- _Request_
Set each entry down verbatim, omitting images.

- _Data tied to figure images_

········

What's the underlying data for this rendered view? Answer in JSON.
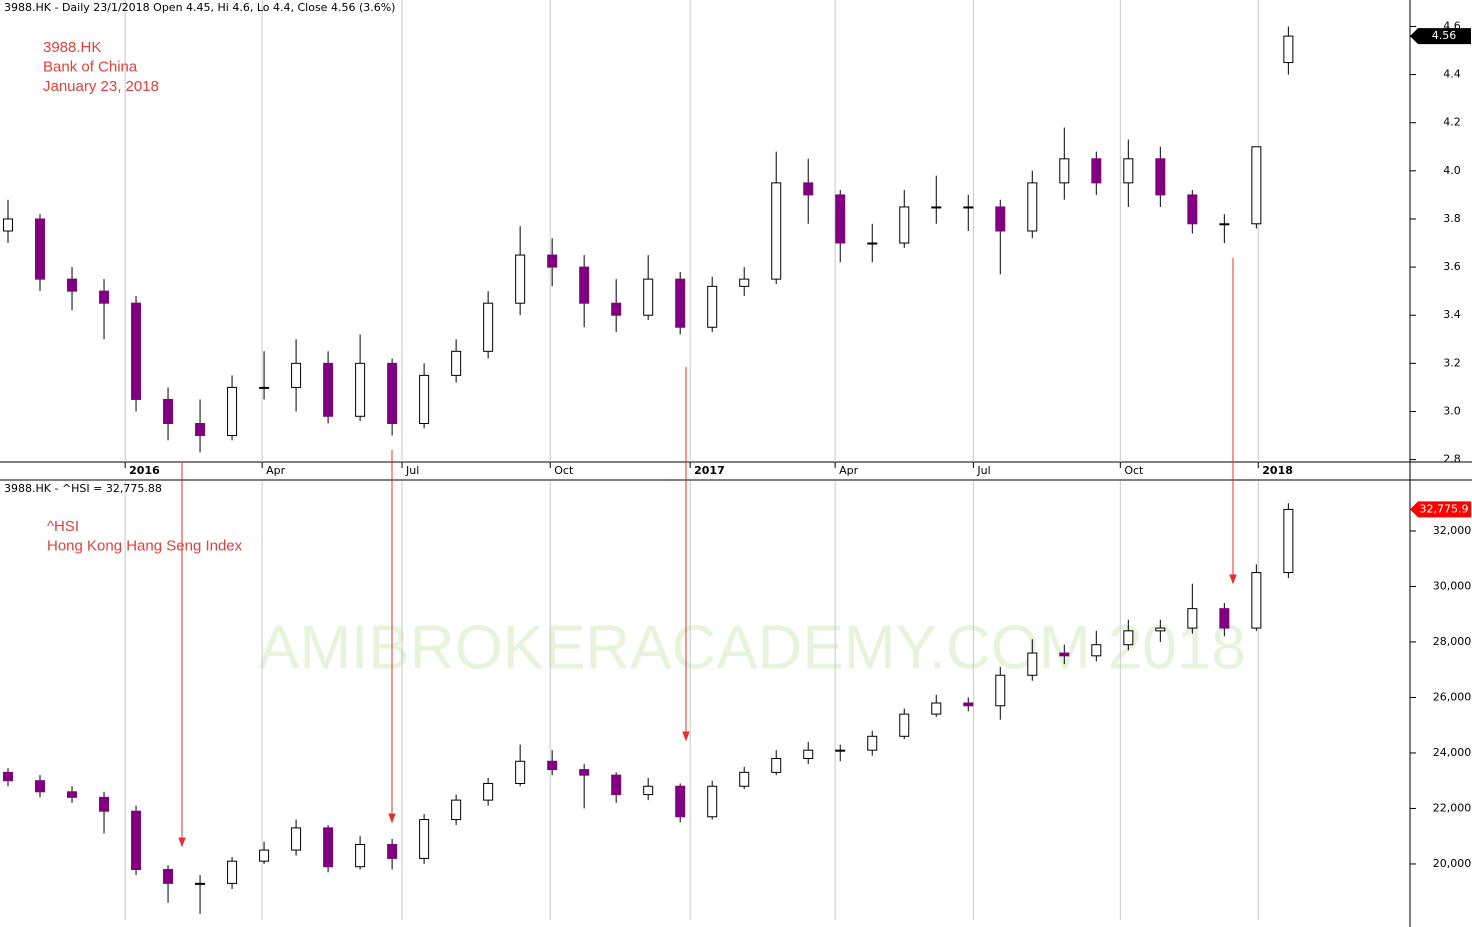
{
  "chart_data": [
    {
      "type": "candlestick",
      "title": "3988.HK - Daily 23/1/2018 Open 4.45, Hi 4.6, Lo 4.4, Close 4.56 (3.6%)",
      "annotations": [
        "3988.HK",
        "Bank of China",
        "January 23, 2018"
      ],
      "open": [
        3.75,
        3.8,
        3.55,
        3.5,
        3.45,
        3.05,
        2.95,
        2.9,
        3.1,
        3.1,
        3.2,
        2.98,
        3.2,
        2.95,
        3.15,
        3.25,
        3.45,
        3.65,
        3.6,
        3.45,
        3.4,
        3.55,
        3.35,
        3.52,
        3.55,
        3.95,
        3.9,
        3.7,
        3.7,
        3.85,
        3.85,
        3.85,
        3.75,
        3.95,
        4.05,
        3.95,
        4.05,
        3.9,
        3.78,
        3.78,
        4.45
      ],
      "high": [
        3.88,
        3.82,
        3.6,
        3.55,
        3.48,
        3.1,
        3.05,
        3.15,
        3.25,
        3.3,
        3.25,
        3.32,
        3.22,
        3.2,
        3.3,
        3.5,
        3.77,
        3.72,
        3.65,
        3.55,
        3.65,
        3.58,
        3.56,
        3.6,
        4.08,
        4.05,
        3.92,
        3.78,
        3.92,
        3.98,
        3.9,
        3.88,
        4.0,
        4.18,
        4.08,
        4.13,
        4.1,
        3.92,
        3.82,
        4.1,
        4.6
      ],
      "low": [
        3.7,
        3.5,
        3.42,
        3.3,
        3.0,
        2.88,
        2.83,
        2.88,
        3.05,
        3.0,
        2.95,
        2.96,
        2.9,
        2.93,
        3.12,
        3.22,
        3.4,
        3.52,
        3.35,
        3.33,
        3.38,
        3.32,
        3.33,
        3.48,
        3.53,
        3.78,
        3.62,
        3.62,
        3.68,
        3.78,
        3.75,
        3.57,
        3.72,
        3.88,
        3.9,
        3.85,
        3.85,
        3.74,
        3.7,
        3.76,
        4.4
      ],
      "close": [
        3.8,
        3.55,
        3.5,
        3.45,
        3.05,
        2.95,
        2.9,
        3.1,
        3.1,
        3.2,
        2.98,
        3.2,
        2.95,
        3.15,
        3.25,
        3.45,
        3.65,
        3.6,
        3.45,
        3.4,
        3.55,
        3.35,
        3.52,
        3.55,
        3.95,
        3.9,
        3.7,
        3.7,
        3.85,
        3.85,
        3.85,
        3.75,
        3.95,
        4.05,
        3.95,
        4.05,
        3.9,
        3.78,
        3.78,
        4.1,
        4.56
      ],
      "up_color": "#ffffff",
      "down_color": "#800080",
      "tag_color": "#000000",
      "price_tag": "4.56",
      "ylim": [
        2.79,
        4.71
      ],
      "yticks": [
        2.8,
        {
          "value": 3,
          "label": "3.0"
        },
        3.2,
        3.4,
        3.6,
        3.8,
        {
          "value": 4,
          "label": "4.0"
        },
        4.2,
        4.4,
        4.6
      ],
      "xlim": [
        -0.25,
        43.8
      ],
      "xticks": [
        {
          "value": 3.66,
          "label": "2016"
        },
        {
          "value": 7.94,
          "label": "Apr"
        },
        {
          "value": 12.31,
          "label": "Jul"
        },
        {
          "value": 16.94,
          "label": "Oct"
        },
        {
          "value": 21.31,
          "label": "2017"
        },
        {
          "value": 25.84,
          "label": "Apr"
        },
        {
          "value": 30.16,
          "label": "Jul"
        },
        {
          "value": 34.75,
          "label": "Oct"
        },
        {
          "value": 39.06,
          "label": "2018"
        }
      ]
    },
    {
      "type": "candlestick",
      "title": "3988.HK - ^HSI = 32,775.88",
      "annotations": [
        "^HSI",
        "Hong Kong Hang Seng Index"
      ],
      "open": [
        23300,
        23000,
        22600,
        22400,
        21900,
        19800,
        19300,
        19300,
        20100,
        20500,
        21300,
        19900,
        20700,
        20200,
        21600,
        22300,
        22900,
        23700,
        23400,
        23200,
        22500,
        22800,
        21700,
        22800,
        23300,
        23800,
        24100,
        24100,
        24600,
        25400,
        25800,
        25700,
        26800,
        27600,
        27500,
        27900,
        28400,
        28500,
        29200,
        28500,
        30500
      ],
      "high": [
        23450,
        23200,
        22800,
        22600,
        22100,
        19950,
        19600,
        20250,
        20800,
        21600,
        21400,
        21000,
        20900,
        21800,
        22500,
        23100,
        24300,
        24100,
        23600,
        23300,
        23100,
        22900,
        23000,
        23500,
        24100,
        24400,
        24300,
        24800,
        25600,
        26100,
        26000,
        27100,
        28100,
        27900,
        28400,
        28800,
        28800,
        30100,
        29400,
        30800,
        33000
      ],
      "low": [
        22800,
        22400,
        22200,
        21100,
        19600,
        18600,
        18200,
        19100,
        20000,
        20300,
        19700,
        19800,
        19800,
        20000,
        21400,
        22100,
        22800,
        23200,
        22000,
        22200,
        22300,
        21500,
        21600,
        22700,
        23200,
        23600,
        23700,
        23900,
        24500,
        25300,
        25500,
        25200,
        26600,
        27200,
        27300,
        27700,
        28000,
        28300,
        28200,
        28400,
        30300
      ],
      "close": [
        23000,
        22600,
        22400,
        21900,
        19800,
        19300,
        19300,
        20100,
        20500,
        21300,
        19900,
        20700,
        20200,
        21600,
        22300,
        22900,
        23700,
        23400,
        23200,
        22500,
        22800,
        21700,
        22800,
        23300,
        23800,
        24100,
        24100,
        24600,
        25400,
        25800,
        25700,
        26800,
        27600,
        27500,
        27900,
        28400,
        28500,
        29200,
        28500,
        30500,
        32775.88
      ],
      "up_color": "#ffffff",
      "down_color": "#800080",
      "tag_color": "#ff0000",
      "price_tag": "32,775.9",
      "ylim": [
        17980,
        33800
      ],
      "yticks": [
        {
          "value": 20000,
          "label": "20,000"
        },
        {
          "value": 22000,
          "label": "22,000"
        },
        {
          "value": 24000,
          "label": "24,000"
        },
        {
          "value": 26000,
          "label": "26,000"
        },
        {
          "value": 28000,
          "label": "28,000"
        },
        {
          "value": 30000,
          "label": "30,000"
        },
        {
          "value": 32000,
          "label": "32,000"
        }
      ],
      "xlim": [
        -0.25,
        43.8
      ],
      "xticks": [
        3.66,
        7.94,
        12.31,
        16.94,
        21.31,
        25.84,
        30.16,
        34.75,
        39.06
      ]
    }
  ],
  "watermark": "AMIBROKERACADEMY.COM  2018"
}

········

- _Written answer_
What's the underlying data for this rendered view? Answer in JSON.
{
  "chart_data": [
    {
      "type": "candlestick",
      "title": "3988.HK - Daily 23/1/2018 Open 4.45, Hi 4.6, Lo 4.4, Close 4.56 (3.6%)",
      "annotations": [
        "3988.HK",
        "Bank of China",
        "January 23, 2018"
      ],
      "open": [
        3.75,
        3.8,
        3.55,
        3.5,
        3.45,
        3.05,
        2.95,
        2.9,
        3.1,
        3.1,
        3.2,
        2.98,
        3.2,
        2.95,
        3.15,
        3.25,
        3.45,
        3.65,
        3.6,
        3.45,
        3.4,
        3.55,
        3.35,
        3.52,
        3.55,
        3.95,
        3.9,
        3.7,
        3.7,
        3.85,
        3.85,
        3.85,
        3.75,
        3.95,
        4.05,
        3.95,
        4.05,
        3.9,
        3.78,
        3.78,
        4.45
      ],
      "high": [
        3.88,
        3.82,
        3.6,
        3.55,
        3.48,
        3.1,
        3.05,
        3.15,
        3.25,
        3.3,
        3.25,
        3.32,
        3.22,
        3.2,
        3.3,
        3.5,
        3.77,
        3.72,
        3.65,
        3.55,
        3.65,
        3.58,
        3.56,
        3.6,
        4.08,
        4.05,
        3.92,
        3.78,
        3.92,
        3.98,
        3.9,
        3.88,
        4.0,
        4.18,
        4.08,
        4.13,
        4.1,
        3.92,
        3.82,
        4.1,
        4.6
      ],
      "low": [
        3.7,
        3.5,
        3.42,
        3.3,
        3.0,
        2.88,
        2.83,
        2.88,
        3.05,
        3.0,
        2.95,
        2.96,
        2.9,
        2.93,
        3.12,
        3.22,
        3.4,
        3.52,
        3.35,
        3.33,
        3.38,
        3.32,
        3.33,
        3.48,
        3.53,
        3.78,
        3.62,
        3.62,
        3.68,
        3.78,
        3.75,
        3.57,
        3.72,
        3.88,
        3.9,
        3.85,
        3.85,
        3.74,
        3.7,
        3.76,
        4.4
      ],
      "close": [
        3.8,
        3.55,
        3.5,
        3.45,
        3.05,
        2.95,
        2.9,
        3.1,
        3.1,
        3.2,
        2.98,
        3.2,
        2.95,
        3.15,
        3.25,
        3.45,
        3.65,
        3.6,
        3.45,
        3.4,
        3.55,
        3.35,
        3.52,
        3.55,
        3.95,
        3.9,
        3.7,
        3.7,
        3.85,
        3.85,
        3.85,
        3.75,
        3.95,
        4.05,
        3.95,
        4.05,
        3.9,
        3.78,
        3.78,
        4.1,
        4.56
      ],
      "up_color": "#ffffff",
      "down_color": "#800080",
      "tag_color": "#000000",
      "price_tag": "4.56",
      "ylim": [
        2.79,
        4.71
      ],
      "yticks": [
        2.8,
        {
          "value": 3,
          "label": "3.0"
        },
        3.2,
        3.4,
        3.6,
        3.8,
        {
          "value": 4,
          "label": "4.0"
        },
        4.2,
        4.4,
        4.6
      ],
      "xlim": [
        -0.25,
        43.8
      ],
      "xticks": [
        {
          "value": 3.66,
          "label": "2016"
        },
        {
          "value": 7.94,
          "label": "Apr"
        },
        {
          "value": 12.31,
          "label": "Jul"
        },
        {
          "value": 16.94,
          "label": "Oct"
        },
        {
          "value": 21.31,
          "label": "2017"
        },
        {
          "value": 25.84,
          "label": "Apr"
        },
        {
          "value": 30.16,
          "label": "Jul"
        },
        {
          "value": 34.75,
          "label": "Oct"
        },
        {
          "value": 39.06,
          "label": "2018"
        }
      ]
    },
    {
      "type": "candlestick",
      "title": "3988.HK - ^HSI = 32,775.88",
      "annotations": [
        "^HSI",
        "Hong Kong Hang Seng Index"
      ],
      "open": [
        23300,
        23000,
        22600,
        22400,
        21900,
        19800,
        19300,
        19300,
        20100,
        20500,
        21300,
        19900,
        20700,
        20200,
        21600,
        22300,
        22900,
        23700,
        23400,
        23200,
        22500,
        22800,
        21700,
        22800,
        23300,
        23800,
        24100,
        24100,
        24600,
        25400,
        25800,
        25700,
        26800,
        27600,
        27500,
        27900,
        28400,
        28500,
        29200,
        28500,
        30500
      ],
      "high": [
        23450,
        23200,
        22800,
        22600,
        22100,
        19950,
        19600,
        20250,
        20800,
        21600,
        21400,
        21000,
        20900,
        21800,
        22500,
        23100,
        24300,
        24100,
        23600,
        23300,
        23100,
        22900,
        23000,
        23500,
        24100,
        24400,
        24300,
        24800,
        25600,
        26100,
        26000,
        27100,
        28100,
        27900,
        28400,
        28800,
        28800,
        30100,
        29400,
        30800,
        33000
      ],
      "low": [
        22800,
        22400,
        22200,
        21100,
        19600,
        18600,
        18200,
        19100,
        20000,
        20300,
        19700,
        19800,
        19800,
        20000,
        21400,
        22100,
        22800,
        23200,
        22000,
        22200,
        22300,
        21500,
        21600,
        22700,
        23200,
        23600,
        23700,
        23900,
        24500,
        25300,
        25500,
        25200,
        26600,
        27200,
        27300,
        27700,
        28000,
        28300,
        28200,
        28400,
        30300
      ],
      "close": [
        23000,
        22600,
        22400,
        21900,
        19800,
        19300,
        19300,
        20100,
        20500,
        21300,
        19900,
        20700,
        20200,
        21600,
        22300,
        22900,
        23700,
        23400,
        23200,
        22500,
        22800,
        21700,
        22800,
        23300,
        23800,
        24100,
        24100,
        24600,
        25400,
        25800,
        25700,
        26800,
        27600,
        27500,
        27900,
        28400,
        28500,
        29200,
        28500,
        30500,
        32775.88
      ],
      "up_color": "#ffffff",
      "down_color": "#800080",
      "tag_color": "#ff0000",
      "price_tag": "32,775.9",
      "ylim": [
        17980,
        33800
      ],
      "yticks": [
        {
          "value": 20000,
          "label": "20,000"
        },
        {
          "value": 22000,
          "label": "22,000"
        },
        {
          "value": 24000,
          "label": "24,000"
        },
        {
          "value": 26000,
          "label": "26,000"
        },
        {
          "value": 28000,
          "label": "28,000"
        },
        {
          "value": 30000,
          "label": "30,000"
        },
        {
          "value": 32000,
          "label": "32,000"
        }
      ],
      "xlim": [
        -0.25,
        43.8
      ],
      "xticks": [
        3.66,
        7.94,
        12.31,
        16.94,
        21.31,
        25.84,
        30.16,
        34.75,
        39.06
      ]
    }
  ],
  "watermark": "AMIBROKERACADEMY.COM  2018"
}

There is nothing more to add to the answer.